- [YOUR GOAL]
Find "Extract the structured data from this chart" in the records that follow; print that line and each subsequent line through the last one, verbatim and with nothing added.

- [PROVIDED MATERIAL]

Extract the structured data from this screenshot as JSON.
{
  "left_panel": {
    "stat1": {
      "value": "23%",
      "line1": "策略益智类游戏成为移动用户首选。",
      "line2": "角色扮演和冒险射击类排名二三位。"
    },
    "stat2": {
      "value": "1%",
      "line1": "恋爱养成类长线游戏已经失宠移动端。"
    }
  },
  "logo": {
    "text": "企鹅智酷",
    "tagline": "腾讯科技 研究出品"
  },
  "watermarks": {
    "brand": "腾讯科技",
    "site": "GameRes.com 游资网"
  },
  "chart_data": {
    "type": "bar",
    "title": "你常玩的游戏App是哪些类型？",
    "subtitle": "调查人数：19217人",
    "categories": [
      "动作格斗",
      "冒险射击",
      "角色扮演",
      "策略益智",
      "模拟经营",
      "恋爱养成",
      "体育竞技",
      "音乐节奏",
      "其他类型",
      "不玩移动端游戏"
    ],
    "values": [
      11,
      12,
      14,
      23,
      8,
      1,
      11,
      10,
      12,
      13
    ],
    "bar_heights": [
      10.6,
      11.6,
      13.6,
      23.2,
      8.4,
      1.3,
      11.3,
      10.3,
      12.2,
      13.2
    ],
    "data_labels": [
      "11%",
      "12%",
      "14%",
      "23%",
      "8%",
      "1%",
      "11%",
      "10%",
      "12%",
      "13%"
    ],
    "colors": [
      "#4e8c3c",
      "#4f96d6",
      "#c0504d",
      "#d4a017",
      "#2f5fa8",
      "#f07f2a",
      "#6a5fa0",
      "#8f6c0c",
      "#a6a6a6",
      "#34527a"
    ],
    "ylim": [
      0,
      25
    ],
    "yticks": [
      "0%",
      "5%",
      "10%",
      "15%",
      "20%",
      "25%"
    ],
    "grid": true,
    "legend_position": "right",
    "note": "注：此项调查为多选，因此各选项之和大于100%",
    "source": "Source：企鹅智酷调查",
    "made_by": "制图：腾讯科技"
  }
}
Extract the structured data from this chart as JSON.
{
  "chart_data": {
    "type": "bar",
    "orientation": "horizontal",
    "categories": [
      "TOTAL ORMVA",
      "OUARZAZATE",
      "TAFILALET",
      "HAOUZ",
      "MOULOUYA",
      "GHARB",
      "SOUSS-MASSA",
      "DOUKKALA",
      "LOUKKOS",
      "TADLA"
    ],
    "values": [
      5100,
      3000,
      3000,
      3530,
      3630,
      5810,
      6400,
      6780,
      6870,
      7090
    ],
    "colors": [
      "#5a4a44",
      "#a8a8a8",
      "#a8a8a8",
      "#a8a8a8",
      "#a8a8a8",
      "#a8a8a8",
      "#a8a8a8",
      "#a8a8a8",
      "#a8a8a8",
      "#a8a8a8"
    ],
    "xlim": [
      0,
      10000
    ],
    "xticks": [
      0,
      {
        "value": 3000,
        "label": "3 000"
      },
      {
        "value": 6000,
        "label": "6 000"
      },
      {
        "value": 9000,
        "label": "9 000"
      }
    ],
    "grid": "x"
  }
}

- [SOLUTION TO THIS EXERCISE]
Extract the structured data from this chart as JSON.
{
  "chart_data": {
    "type": "bar",
    "orientation": "horizontal",
    "categories": [
      "TOTAL ORMVA",
      "OUARZAZATE",
      "TAFILALET",
      "HAOUZ",
      "MOULOUYA",
      "GHARB",
      "SOUSS-MASSA",
      "DOUKKALA",
      "LOUKKOS",
      "TADLA"
    ],
    "values": [
      5100,
      3000,
      3000,
      3530,
      3630,
      5810,
      6400,
      6780,
      6870,
      7090
    ],
    "colors": [
      "#5a4a44",
      "#a8a8a8",
      "#a8a8a8",
      "#a8a8a8",
      "#a8a8a8",
      "#a8a8a8",
      "#a8a8a8",
      "#a8a8a8",
      "#a8a8a8",
      "#a8a8a8"
    ],
    "xlim": [
      0,
      10000
    ],
    "xticks": [
      0,
      {
        "value": 3000,
        "label": "3 000"
      },
      {
        "value": 6000,
        "label": "6 000"
      },
      {
        "value": 9000,
        "label": "9 000"
      }
    ],
    "grid": "x"
  }
}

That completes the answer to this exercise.